_What is required_: Reproduce the material in full, unchanged.

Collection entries

══════════

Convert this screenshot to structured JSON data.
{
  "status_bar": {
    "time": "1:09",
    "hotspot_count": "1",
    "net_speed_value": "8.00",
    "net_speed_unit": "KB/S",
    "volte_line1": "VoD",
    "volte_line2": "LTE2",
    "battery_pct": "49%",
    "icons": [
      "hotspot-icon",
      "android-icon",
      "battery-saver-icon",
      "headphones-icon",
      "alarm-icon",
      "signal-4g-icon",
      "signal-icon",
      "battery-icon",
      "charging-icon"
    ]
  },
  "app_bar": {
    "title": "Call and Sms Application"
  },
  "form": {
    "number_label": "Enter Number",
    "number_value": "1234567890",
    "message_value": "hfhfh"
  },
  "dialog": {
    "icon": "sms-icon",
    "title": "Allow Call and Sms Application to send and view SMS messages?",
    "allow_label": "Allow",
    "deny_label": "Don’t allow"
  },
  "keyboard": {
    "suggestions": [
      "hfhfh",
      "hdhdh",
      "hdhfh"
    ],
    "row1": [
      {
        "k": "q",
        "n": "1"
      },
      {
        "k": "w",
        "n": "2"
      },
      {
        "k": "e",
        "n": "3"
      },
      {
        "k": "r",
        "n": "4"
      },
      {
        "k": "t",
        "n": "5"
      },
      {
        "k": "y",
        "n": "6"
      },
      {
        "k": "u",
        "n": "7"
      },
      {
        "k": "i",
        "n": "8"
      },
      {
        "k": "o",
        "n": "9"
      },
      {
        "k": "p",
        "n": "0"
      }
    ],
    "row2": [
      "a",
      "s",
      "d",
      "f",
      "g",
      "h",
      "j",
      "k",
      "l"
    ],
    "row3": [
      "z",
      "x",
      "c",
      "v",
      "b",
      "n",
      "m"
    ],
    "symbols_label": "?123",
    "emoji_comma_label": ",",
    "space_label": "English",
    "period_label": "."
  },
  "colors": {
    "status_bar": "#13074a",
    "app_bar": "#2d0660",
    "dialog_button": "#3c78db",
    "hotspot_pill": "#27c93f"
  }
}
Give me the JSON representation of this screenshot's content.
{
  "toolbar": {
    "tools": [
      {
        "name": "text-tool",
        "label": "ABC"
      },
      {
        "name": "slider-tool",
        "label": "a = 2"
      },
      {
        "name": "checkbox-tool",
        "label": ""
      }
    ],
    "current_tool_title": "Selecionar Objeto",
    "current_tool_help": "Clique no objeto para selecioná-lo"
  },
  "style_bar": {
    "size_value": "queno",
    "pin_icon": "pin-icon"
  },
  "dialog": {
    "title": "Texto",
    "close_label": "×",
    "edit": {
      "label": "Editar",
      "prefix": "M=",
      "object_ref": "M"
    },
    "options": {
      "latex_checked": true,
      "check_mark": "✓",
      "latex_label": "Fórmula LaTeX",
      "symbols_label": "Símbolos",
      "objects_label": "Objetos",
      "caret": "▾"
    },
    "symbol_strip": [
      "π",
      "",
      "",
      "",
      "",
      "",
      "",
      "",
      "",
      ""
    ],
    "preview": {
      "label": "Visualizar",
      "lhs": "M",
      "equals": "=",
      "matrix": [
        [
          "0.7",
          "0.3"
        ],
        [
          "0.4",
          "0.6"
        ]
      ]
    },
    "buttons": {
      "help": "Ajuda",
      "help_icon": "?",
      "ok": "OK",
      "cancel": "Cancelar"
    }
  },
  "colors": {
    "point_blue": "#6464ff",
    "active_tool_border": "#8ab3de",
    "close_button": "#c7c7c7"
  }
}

══════════

_Written solution_:
Convert this screenshot to structured JSON data.
{
  "status_bar": {
    "time": "1:09",
    "hotspot_count": "1",
    "net_speed_value": "8.00",
    "net_speed_unit": "KB/S",
    "volte_line1": "VoD",
    "volte_line2": "LTE2",
    "battery_pct": "49%",
    "icons": [
      "hotspot-icon",
      "android-icon",
      "battery-saver-icon",
      "headphones-icon",
      "alarm-icon",
      "signal-4g-icon",
      "signal-icon",
      "battery-icon",
      "charging-icon"
    ]
  },
  "app_bar": {
    "title": "Call and Sms Application"
  },
  "form": {
    "number_label": "Enter Number",
    "number_value": "1234567890",
    "message_value": "hfhfh"
  },
  "dialog": {
    "icon": "sms-icon",
    "title": "Allow Call and Sms Application to send and view SMS messages?",
    "allow_label": "Allow",
    "deny_label": "Don’t allow"
  },
  "keyboard": {
    "suggestions": [
      "hfhfh",
      "hdhdh",
      "hdhfh"
    ],
    "row1": [
      {
        "k": "q",
        "n": "1"
      },
      {
        "k": "w",
        "n": "2"
      },
      {
        "k": "e",
        "n": "3"
      },
      {
        "k": "r",
        "n": "4"
      },
      {
        "k": "t",
        "n": "5"
      },
      {
        "k": "y",
        "n": "6"
      },
      {
        "k": "u",
        "n": "7"
      },
      {
        "k": "i",
        "n": "8"
      },
      {
        "k": "o",
        "n": "9"
      },
      {
        "k": "p",
        "n": "0"
      }
    ],
    "row2": [
      "a",
      "s",
      "d",
      "f",
      "g",
      "h",
      "j",
      "k",
      "l"
    ],
    "row3": [
      "z",
      "x",
      "c",
      "v",
      "b",
      "n",
      "m"
    ],
    "symbols_label": "?123",
    "emoji_comma_label": ",",
    "space_label": "English",
    "period_label": "."
  },
  "colors": {
    "status_bar": "#13074a",
    "app_bar": "#2d0660",
    "dialog_button": "#3c78db",
    "hotspot_pill": "#27c93f"
  }
}
Give me the JSON representation of this screenshot's content.
{
  "toolbar": {
    "tools": [
      {
        "name": "text-tool",
        "label": "ABC"
      },
      {
        "name": "slider-tool",
        "label": "a = 2"
      },
      {
        "name": "checkbox-tool",
        "label": ""
      }
    ],
    "current_tool_title": "Selecionar Objeto",
    "current_tool_help": "Clique no objeto para selecioná-lo"
  },
  "style_bar": {
    "size_value": "queno",
    "pin_icon": "pin-icon"
  },
  "dialog": {
    "title": "Texto",
    "close_label": "×",
    "edit": {
      "label": "Editar",
      "prefix": "M=",
      "object_ref": "M"
    },
    "options": {
      "latex_checked": true,
      "check_mark": "✓",
      "latex_label": "Fórmula LaTeX",
      "symbols_label": "Símbolos",
      "objects_label": "Objetos",
      "caret": "▾"
    },
    "symbol_strip": [
      "π",
      "",
      "",
      "",
      "",
      "",
      "",
      "",
      "",
      ""
    ],
    "preview": {
      "label": "Visualizar",
      "lhs": "M",
      "equals": "=",
      "matrix": [
        [
          "0.7",
          "0.3"
        ],
        [
          "0.4",
          "0.6"
        ]
      ]
    },
    "buttons": {
      "help": "Ajuda",
      "help_icon": "?",
      "ok": "OK",
      "cancel": "Cancelar"
    }
  },
  "colors": {
    "point_blue": "#6464ff",
    "active_tool_border": "#8ab3de",
    "close_button": "#c7c7c7"
  }
}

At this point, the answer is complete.